■ **Set task**
Write out the entire listing below exactly as it appears, minus any pictures.

◇ ◇ ◇ ◇ ◇ ◇ ◇

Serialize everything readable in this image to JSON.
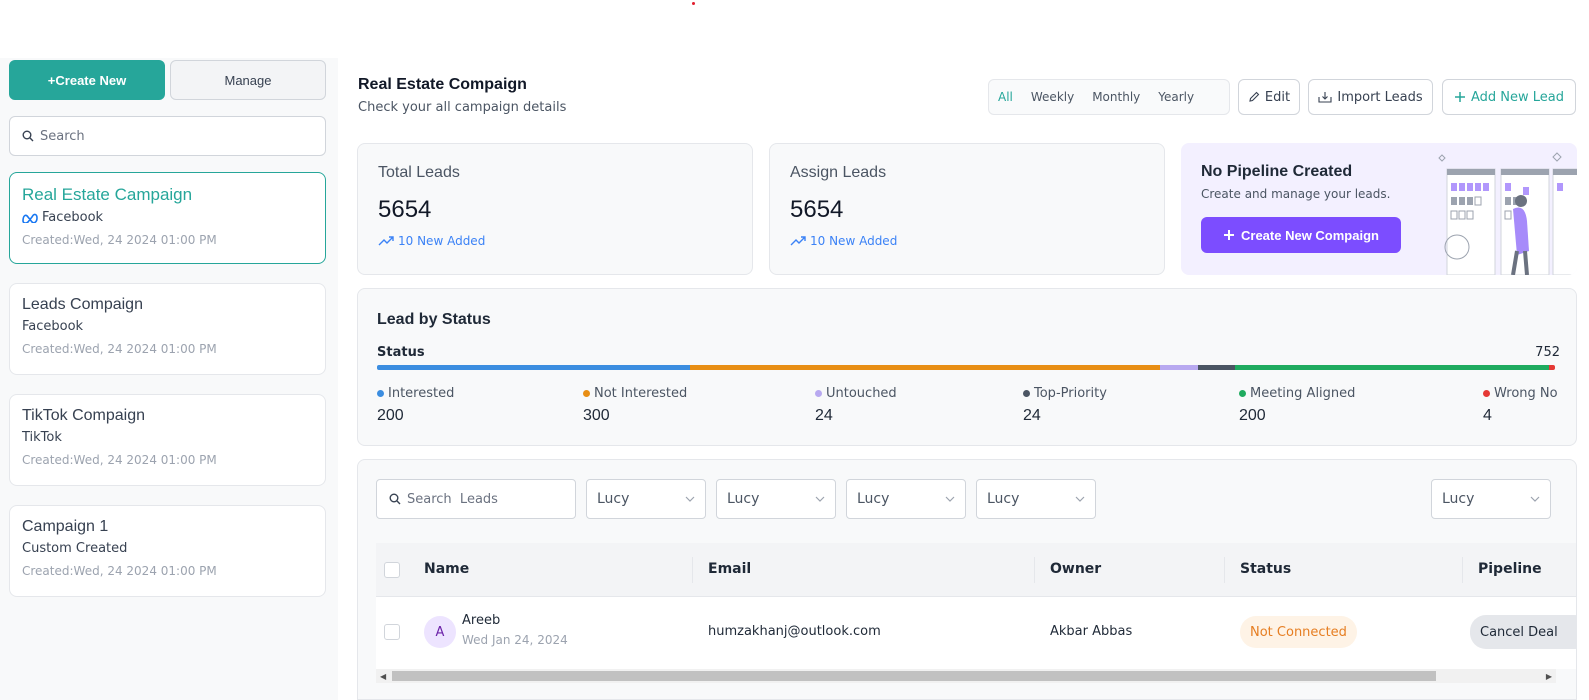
{
  "sidebar": {
    "create_label": "+Create New",
    "manage_label": "Manage",
    "search_placeholder": "Search",
    "campaigns": [
      {
        "title": "Real Estate Campaign",
        "source": "Facebook",
        "created": "Created:Wed, 24 2024 01:00 PM",
        "active": true
      },
      {
        "title": "Leads Compaign",
        "source": "Facebook",
        "created": "Created:Wed, 24 2024 01:00 PM"
      },
      {
        "title": "TikTok Compaign",
        "source": "TikTok",
        "created": "Created:Wed, 24 2024 01:00 PM"
      },
      {
        "title": "Campaign 1",
        "source": "Custom Created",
        "created": "Created:Wed, 24 2024 01:00 PM"
      }
    ]
  },
  "header": {
    "title": "Real Estate Compaign",
    "subtitle": "Check your all campaign details",
    "filters": [
      "All",
      "Weekly",
      "Monthly",
      "Yearly"
    ],
    "active_filter": "All",
    "edit_label": "Edit",
    "import_label": "Import Leads",
    "add_label": "Add New Lead"
  },
  "stats": [
    {
      "label": "Total Leads",
      "value": "5654",
      "new": "10 New Added"
    },
    {
      "label": "Assign Leads",
      "value": "5654",
      "new": "10 New Added"
    }
  ],
  "pipeline": {
    "title": "No Pipeline Created",
    "subtitle": "Create and manage your leads.",
    "button": "Create New Compaign"
  },
  "status": {
    "heading": "Lead by Status",
    "label": "Status",
    "total": "752",
    "items": [
      {
        "name": "Interested",
        "value": "200",
        "color": "#3b8de0"
      },
      {
        "name": "Not Interested",
        "value": "300",
        "color": "#e88e14"
      },
      {
        "name": "Untouched",
        "value": "24",
        "color": "#b8a9f0"
      },
      {
        "name": "Top-Priority",
        "value": "24",
        "color": "#4b5563"
      },
      {
        "name": "Meeting Aligned",
        "value": "200",
        "color": "#1fab5f"
      },
      {
        "name": "Wrong No",
        "value": "4",
        "color": "#e53935"
      }
    ]
  },
  "leads": {
    "search_placeholder": "Search  Leads",
    "filters": [
      "Lucy",
      "Lucy",
      "Lucy",
      "Lucy",
      "Lucy"
    ],
    "columns": [
      "Name",
      "Email",
      "Owner",
      "Status",
      "Pipeline"
    ],
    "rows": [
      {
        "initial": "A",
        "name": "Areeb",
        "date": "Wed Jan 24, 2024",
        "email": "humzakhanj@outlook.com",
        "owner": "Akbar Abbas",
        "status": "Not Connected",
        "pipeline": "Cancel Deal"
      }
    ]
  }
}
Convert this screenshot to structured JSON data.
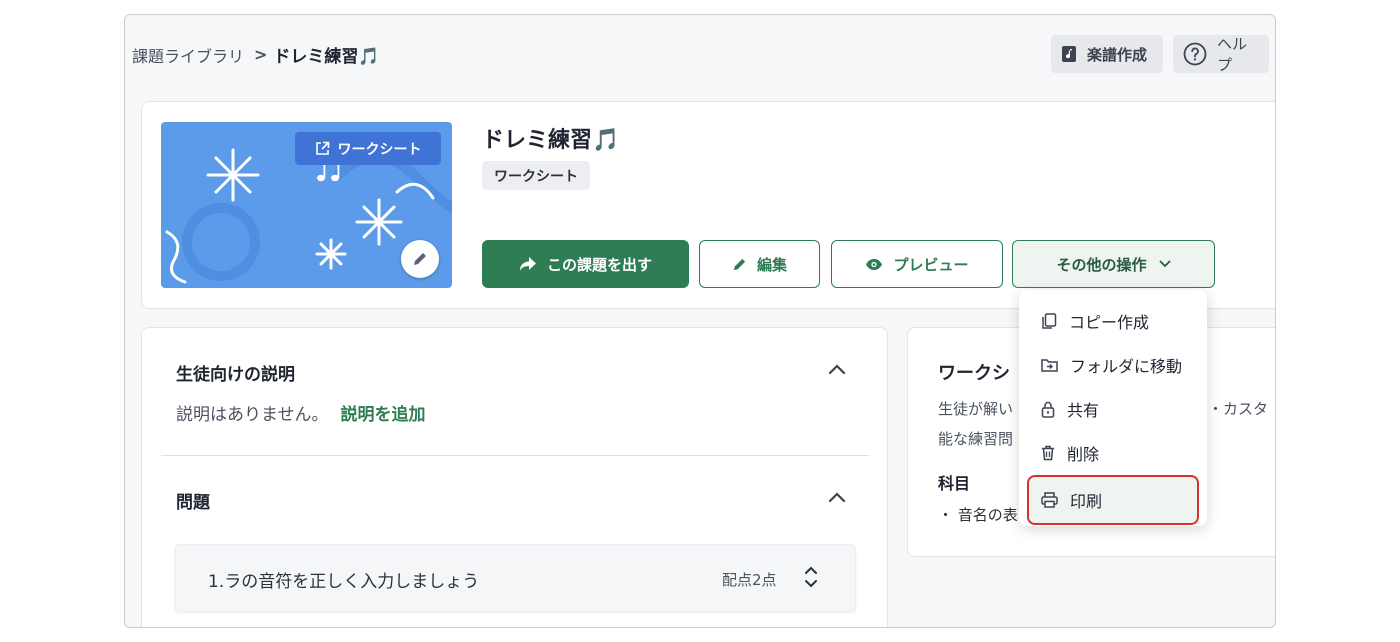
{
  "breadcrumb": {
    "parent": "課題ライブラリ",
    "separator": ">",
    "current": "ドレミ練習🎵"
  },
  "header": {
    "score_label": "楽譜作成",
    "help_label": "ヘルプ"
  },
  "assignment": {
    "thumb_badge": "ワークシート",
    "title": "ドレミ練習🎵",
    "type": "ワークシート",
    "assign_label": "この課題を出す",
    "edit_label": "編集",
    "preview_label": "プレビュー",
    "more_label": "その他の操作"
  },
  "menu": {
    "items": [
      {
        "label": "コピー作成",
        "icon": "copy-icon"
      },
      {
        "label": "フォルダに移動",
        "icon": "folder-move-icon"
      },
      {
        "label": "共有",
        "icon": "lock-icon"
      },
      {
        "label": "削除",
        "icon": "trash-icon"
      },
      {
        "label": "印刷",
        "icon": "printer-icon",
        "highlighted": true
      }
    ]
  },
  "description": {
    "title": "生徒向けの説明",
    "empty_text": "説明はありません。",
    "add_link": "説明を追加"
  },
  "questions": {
    "title": "問題",
    "items": [
      {
        "text": "1.ラの音符を正しく入力しましょう",
        "score": "配点2点"
      }
    ]
  },
  "worksheet_info": {
    "title": "ワークシ",
    "line1_left": "生徒が解い",
    "line1_right": "・カスタ",
    "line2": "能な練習問",
    "subject_label": "科目",
    "subject_item": "・ 音名の表"
  },
  "colors": {
    "primary": "#2f7d55",
    "thumb_bg": "#5b9be9",
    "badge_bg": "#3f74d6",
    "highlight": "#d9312e"
  }
}
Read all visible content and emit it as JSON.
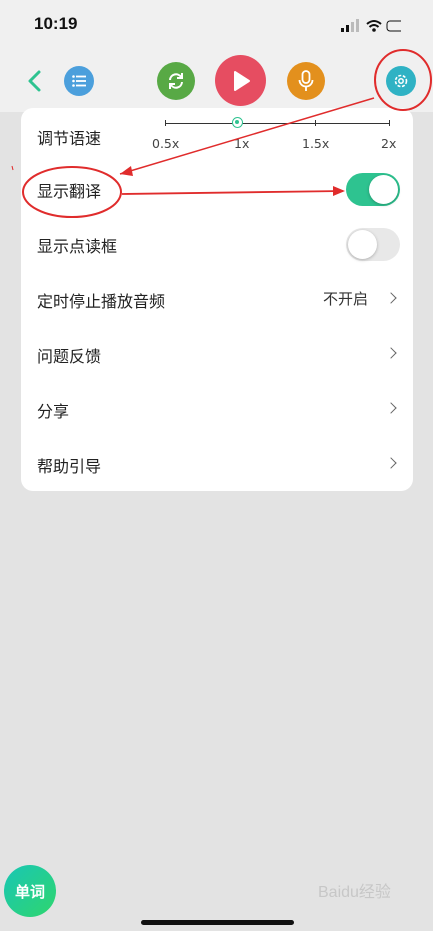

◇ ◇ ◇ ◇ ◇ ◇ ◇

■ **Result of this exercise**
Serialize everything readable in this image to JSON.
{
  "sidebar": {
    "create_label": "+Create New",
    "manage_label": "Manage",
    "search_placeholder": "Search",
    "campaigns": [
      {
        "title": "Real Estate Campaign",
        "source": "Facebook",
        "created": "Created:Wed, 24 2024 01:00 PM",
        "active": true
      },
      {
        "title": "Leads Compaign",
        "source": "Facebook",
        "created": "Created:Wed, 24 2024 01:00 PM"
      },
      {
        "title": "TikTok Compaign",
        "source": "TikTok",
        "created": "Created:Wed, 24 2024 01:00 PM"
      },
      {
        "title": "Campaign 1",
        "source": "Custom Created",
        "created": "Created:Wed, 24 2024 01:00 PM"
      }
    ]
  },
  "header": {
    "title": "Real Estate Compaign",
    "subtitle": "Check your all campaign details",
    "filters": [
      "All",
      "Weekly",
      "Monthly",
      "Yearly"
    ],
    "active_filter": "All",
    "edit_label": "Edit",
    "import_label": "Import Leads",
    "add_label": "Add New Lead"
  },
  "stats": [
    {
      "label": "Total Leads",
      "value": "5654",
      "new": "10 New Added"
    },
    {
      "label": "Assign Leads",
      "value": "5654",
      "new": "10 New Added"
    }
  ],
  "pipeline": {
    "title": "No Pipeline Created",
    "subtitle": "Create and manage your leads.",
    "button": "Create New Compaign"
  },
  "status": {
    "heading": "Lead by Status",
    "label": "Status",
    "total": "752",
    "items": [
      {
        "name": "Interested",
        "value": "200",
        "color": "#3b8de0"
      },
      {
        "name": "Not Interested",
        "value": "300",
        "color": "#e88e14"
      },
      {
        "name": "Untouched",
        "value": "24",
        "color": "#b8a9f0"
      },
      {
        "name": "Top-Priority",
        "value": "24",
        "color": "#4b5563"
      },
      {
        "name": "Meeting Aligned",
        "value": "200",
        "color": "#1fab5f"
      },
      {
        "name": "Wrong No",
        "value": "4",
        "color": "#e53935"
      }
    ]
  },
  "leads": {
    "search_placeholder": "Search  Leads",
    "filters": [
      "Lucy",
      "Lucy",
      "Lucy",
      "Lucy",
      "Lucy"
    ],
    "columns": [
      "Name",
      "Email",
      "Owner",
      "Status",
      "Pipeline"
    ],
    "rows": [
      {
        "initial": "A",
        "name": "Areeb",
        "date": "Wed Jan 24, 2024",
        "email": "humzakhanj@outlook.com",
        "owner": "Akbar Abbas",
        "status": "Not Connected",
        "pipeline": "Cancel Deal"
      }
    ]
  }
}
Convert this screenshot to structured JSON data.
{
  "breadcrumb": {
    "parent": "課題ライブラリ",
    "separator": ">",
    "current": "ドレミ練習🎵"
  },
  "header": {
    "score_label": "楽譜作成",
    "help_label": "ヘルプ"
  },
  "assignment": {
    "thumb_badge": "ワークシート",
    "title": "ドレミ練習🎵",
    "type": "ワークシート",
    "assign_label": "この課題を出す",
    "edit_label": "編集",
    "preview_label": "プレビュー",
    "more_label": "その他の操作"
  },
  "menu": {
    "items": [
      {
        "label": "コピー作成",
        "icon": "copy-icon"
      },
      {
        "label": "フォルダに移動",
        "icon": "folder-move-icon"
      },
      {
        "label": "共有",
        "icon": "lock-icon"
      },
      {
        "label": "削除",
        "icon": "trash-icon"
      },
      {
        "label": "印刷",
        "icon": "printer-icon",
        "highlighted": true
      }
    ]
  },
  "description": {
    "title": "生徒向けの説明",
    "empty_text": "説明はありません。",
    "add_link": "説明を追加"
  },
  "questions": {
    "title": "問題",
    "items": [
      {
        "text": "1.ラの音符を正しく入力しましょう",
        "score": "配点2点"
      }
    ]
  },
  "worksheet_info": {
    "title": "ワークシ",
    "line1_left": "生徒が解い",
    "line1_right": "・カスタ",
    "line2": "能な練習問",
    "subject_label": "科目",
    "subject_item": "・ 音名の表"
  },
  "colors": {
    "primary": "#2f7d55",
    "thumb_bg": "#5b9be9",
    "badge_bg": "#3f74d6",
    "highlight": "#d9312e"
  }
}
Read all visible content and emit it as JSON.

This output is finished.